[Recorded data]
-.-.-

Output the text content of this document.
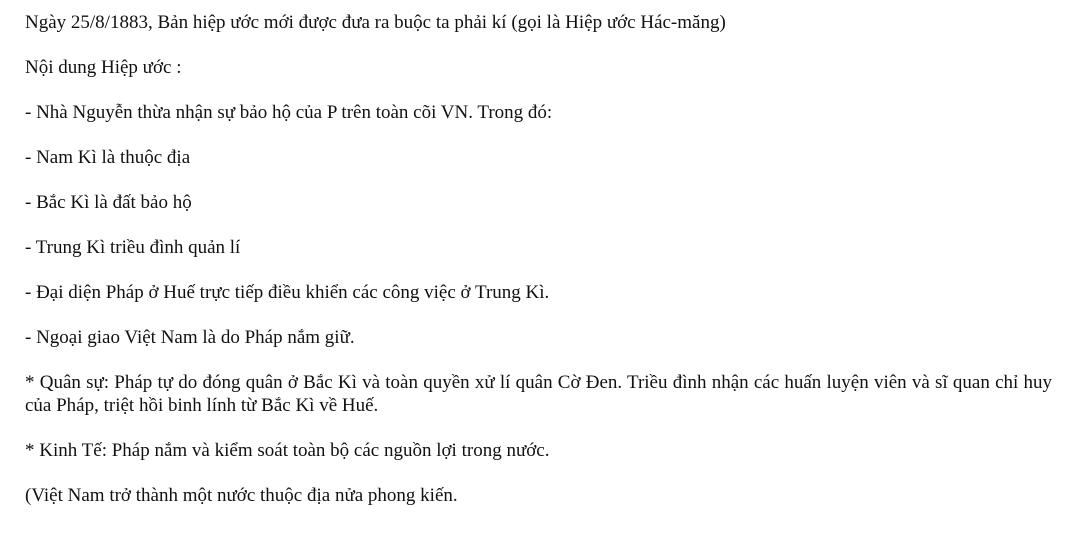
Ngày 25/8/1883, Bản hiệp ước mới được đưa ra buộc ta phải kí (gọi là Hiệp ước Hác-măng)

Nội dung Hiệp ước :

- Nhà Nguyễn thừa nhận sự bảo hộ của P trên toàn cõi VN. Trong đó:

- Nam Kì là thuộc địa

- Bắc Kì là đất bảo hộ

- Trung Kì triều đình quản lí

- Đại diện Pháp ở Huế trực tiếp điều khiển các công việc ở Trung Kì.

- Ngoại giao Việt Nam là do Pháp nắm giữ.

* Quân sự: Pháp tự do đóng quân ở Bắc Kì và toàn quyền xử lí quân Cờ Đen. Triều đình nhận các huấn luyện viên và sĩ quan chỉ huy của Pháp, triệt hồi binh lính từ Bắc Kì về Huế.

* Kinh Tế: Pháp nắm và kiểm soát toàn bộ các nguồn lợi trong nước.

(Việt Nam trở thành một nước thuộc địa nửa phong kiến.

-.-.-

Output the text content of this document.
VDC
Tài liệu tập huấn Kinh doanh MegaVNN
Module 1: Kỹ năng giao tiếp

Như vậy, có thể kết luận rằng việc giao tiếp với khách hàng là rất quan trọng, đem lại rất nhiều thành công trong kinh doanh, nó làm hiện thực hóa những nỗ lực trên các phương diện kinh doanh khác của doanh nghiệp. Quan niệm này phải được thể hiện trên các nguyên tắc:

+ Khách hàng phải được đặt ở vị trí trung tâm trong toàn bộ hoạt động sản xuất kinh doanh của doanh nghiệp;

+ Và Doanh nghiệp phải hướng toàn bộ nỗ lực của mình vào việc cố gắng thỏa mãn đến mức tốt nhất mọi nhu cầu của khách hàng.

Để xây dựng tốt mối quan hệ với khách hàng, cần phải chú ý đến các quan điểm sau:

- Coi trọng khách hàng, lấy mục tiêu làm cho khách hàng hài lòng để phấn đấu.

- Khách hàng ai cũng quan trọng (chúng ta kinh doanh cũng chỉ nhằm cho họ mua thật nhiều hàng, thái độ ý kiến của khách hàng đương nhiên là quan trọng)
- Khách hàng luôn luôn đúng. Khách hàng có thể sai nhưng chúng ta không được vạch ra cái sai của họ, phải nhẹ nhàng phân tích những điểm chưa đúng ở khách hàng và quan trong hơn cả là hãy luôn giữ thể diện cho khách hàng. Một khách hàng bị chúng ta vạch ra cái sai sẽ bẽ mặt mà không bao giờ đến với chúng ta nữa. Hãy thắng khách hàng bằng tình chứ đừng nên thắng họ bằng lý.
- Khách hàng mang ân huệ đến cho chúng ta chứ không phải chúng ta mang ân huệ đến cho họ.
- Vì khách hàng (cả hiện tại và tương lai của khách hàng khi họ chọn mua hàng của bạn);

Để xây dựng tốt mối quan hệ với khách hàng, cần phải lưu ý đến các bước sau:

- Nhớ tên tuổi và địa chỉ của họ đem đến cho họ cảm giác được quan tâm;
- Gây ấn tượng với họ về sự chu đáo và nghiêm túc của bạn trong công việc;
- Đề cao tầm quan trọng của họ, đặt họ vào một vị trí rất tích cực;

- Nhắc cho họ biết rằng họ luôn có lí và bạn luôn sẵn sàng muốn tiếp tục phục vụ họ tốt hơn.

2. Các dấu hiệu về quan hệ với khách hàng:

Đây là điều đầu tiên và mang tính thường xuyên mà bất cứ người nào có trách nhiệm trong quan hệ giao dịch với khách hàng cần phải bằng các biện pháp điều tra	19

-.-.-

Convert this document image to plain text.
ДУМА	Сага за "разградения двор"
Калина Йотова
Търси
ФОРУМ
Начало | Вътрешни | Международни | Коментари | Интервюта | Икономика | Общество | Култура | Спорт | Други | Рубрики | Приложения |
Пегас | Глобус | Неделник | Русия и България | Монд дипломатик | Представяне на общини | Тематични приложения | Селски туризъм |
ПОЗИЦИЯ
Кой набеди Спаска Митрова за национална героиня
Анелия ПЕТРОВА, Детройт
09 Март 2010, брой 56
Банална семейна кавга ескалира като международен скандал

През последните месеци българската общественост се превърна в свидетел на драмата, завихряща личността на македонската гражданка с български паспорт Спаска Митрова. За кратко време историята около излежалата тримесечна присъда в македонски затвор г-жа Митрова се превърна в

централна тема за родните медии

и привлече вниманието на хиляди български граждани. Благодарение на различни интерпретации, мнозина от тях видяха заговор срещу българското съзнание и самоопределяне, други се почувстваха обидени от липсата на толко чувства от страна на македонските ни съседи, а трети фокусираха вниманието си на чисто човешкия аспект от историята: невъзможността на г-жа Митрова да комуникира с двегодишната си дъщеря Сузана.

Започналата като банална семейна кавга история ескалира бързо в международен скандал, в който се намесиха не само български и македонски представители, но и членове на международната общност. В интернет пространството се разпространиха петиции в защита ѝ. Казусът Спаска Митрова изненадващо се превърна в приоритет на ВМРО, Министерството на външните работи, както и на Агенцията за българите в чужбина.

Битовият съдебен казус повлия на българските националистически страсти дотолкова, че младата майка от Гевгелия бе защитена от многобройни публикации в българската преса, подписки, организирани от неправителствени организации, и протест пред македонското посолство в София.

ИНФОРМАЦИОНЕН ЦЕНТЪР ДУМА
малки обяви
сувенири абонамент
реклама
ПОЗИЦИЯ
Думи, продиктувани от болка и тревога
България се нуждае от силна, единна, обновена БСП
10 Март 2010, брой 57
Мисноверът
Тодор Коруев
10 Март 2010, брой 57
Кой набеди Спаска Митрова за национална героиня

-.-.-

## TASK REQUIREMENTS
Search the entries for the word "thuộc" and pick out every line that holds it.

## WORKED ANSWER
- Nam Kì là thuộc địa
(Việt Nam trở thành một nước thuộc địa nửa phong kiến.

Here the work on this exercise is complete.